Task to carry out: From the listing below, select every line where the word "marker" appears.

Some records:
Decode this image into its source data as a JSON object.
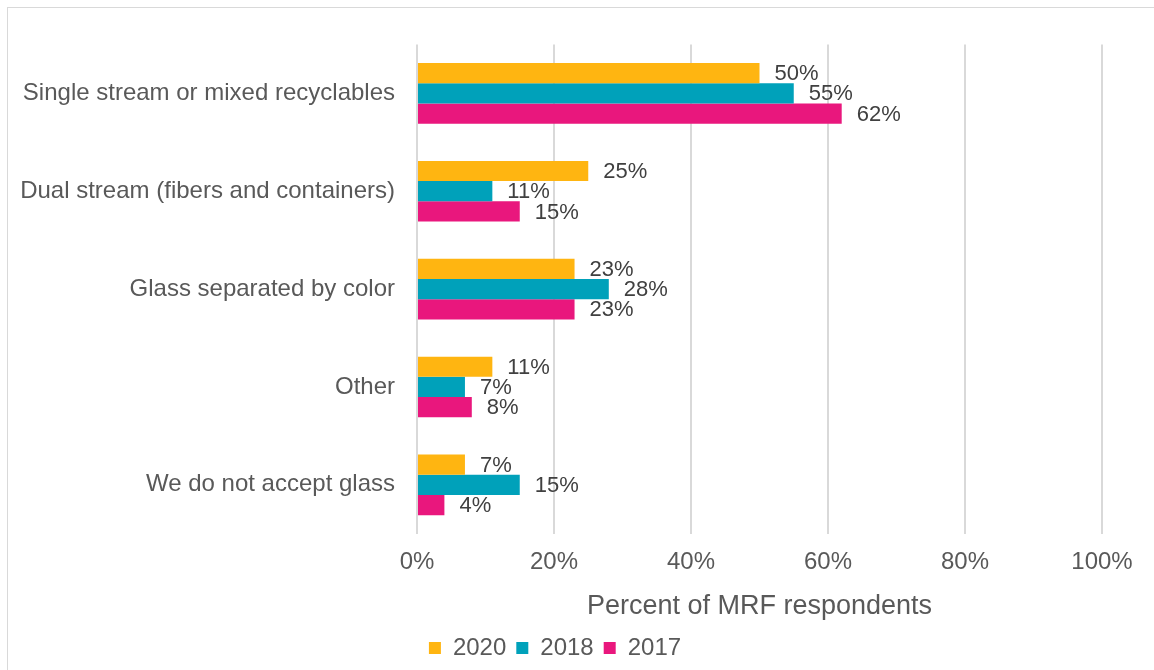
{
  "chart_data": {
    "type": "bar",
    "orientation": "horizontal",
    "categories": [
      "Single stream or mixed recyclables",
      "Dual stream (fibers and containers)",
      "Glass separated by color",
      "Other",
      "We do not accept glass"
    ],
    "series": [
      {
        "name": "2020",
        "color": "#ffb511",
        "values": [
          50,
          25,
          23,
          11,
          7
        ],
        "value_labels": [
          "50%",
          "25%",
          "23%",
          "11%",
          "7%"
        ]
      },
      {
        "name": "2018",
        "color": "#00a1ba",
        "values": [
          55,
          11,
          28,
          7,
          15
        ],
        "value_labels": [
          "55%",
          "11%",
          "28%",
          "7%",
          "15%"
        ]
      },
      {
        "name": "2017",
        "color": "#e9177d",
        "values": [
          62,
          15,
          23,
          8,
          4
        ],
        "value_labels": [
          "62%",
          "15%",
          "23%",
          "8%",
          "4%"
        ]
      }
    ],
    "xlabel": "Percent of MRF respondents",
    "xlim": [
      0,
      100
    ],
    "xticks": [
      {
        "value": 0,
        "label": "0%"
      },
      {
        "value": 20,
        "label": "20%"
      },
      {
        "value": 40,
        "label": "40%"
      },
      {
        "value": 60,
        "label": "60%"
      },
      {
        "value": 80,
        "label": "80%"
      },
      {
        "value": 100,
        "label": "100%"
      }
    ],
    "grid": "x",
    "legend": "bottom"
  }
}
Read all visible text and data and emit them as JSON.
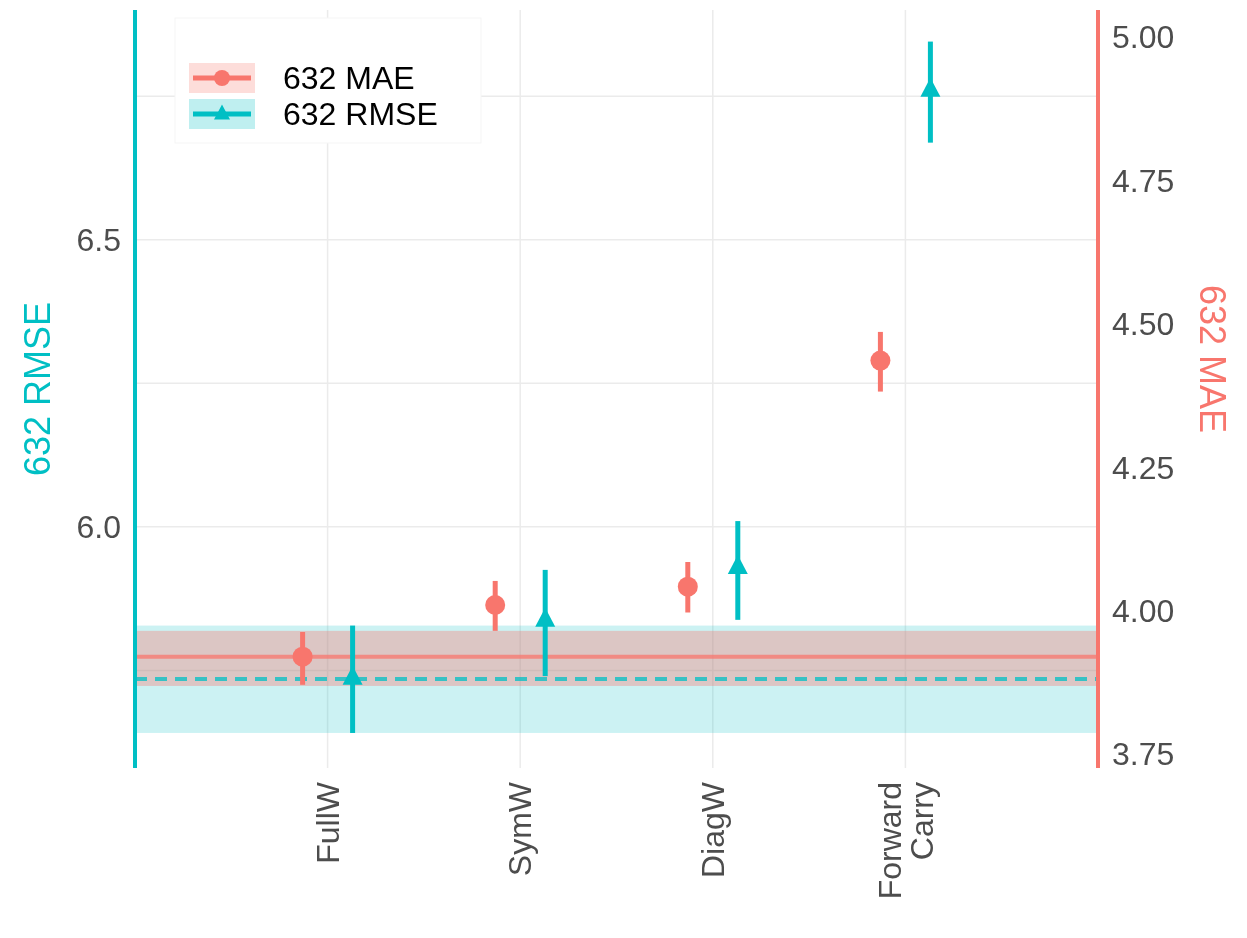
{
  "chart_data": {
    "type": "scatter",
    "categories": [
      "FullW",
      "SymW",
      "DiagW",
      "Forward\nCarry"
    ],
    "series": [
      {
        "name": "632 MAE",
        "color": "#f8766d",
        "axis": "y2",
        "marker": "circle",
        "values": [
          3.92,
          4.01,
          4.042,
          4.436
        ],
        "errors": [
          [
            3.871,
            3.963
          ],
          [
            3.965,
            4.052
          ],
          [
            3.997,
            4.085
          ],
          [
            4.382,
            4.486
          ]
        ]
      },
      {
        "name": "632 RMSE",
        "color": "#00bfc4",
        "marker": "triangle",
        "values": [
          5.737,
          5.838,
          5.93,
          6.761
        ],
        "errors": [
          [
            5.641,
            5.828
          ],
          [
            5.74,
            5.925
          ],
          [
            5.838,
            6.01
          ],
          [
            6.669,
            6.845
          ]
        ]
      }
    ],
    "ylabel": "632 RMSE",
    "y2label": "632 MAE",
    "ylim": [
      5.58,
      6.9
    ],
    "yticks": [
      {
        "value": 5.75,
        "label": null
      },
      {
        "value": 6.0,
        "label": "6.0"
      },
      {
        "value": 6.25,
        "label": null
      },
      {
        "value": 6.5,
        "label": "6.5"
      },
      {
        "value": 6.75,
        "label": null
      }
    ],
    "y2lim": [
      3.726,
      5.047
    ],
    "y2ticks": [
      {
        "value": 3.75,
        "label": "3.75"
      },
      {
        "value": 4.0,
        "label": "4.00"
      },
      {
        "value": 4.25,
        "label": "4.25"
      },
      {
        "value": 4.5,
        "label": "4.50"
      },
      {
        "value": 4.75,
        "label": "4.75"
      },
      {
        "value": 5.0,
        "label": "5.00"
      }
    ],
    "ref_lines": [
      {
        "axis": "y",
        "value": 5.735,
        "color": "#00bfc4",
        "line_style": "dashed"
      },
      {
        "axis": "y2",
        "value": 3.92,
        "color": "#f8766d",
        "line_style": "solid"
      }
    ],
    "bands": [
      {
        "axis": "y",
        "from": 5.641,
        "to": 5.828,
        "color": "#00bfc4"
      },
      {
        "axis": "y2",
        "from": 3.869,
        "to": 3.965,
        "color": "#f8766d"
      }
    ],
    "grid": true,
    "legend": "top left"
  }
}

==

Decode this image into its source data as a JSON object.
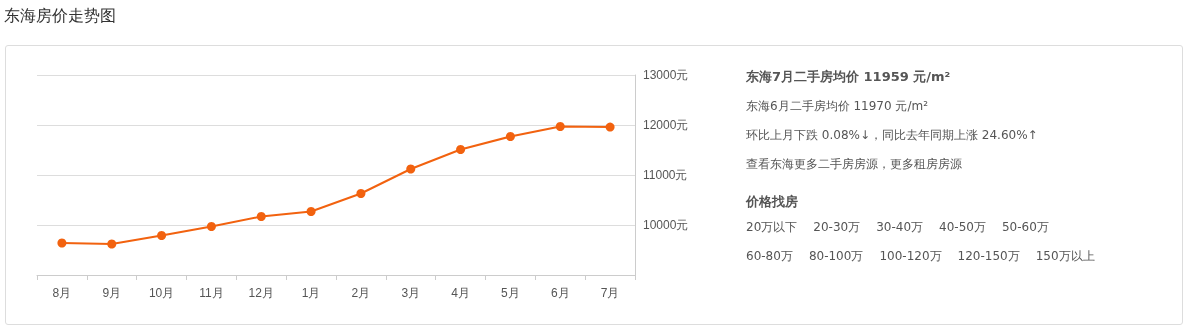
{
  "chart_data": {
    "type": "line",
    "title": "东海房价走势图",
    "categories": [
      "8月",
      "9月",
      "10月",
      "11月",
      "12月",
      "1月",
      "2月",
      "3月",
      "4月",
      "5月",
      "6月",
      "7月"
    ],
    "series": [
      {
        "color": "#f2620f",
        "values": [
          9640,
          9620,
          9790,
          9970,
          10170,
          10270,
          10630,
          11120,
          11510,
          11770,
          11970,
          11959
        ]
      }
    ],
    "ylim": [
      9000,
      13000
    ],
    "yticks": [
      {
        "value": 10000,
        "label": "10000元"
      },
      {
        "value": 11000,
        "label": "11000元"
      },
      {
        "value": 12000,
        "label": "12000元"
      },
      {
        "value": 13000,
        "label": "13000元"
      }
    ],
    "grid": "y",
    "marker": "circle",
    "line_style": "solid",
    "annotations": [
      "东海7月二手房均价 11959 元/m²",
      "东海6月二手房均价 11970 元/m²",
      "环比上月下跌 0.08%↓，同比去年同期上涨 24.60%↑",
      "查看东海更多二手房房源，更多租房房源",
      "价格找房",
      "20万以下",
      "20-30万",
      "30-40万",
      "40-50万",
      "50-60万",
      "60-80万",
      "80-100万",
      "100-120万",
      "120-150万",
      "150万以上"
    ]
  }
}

Output below:
        "marker": "circle",
        "marker": "triangle",
    "marker": "circle",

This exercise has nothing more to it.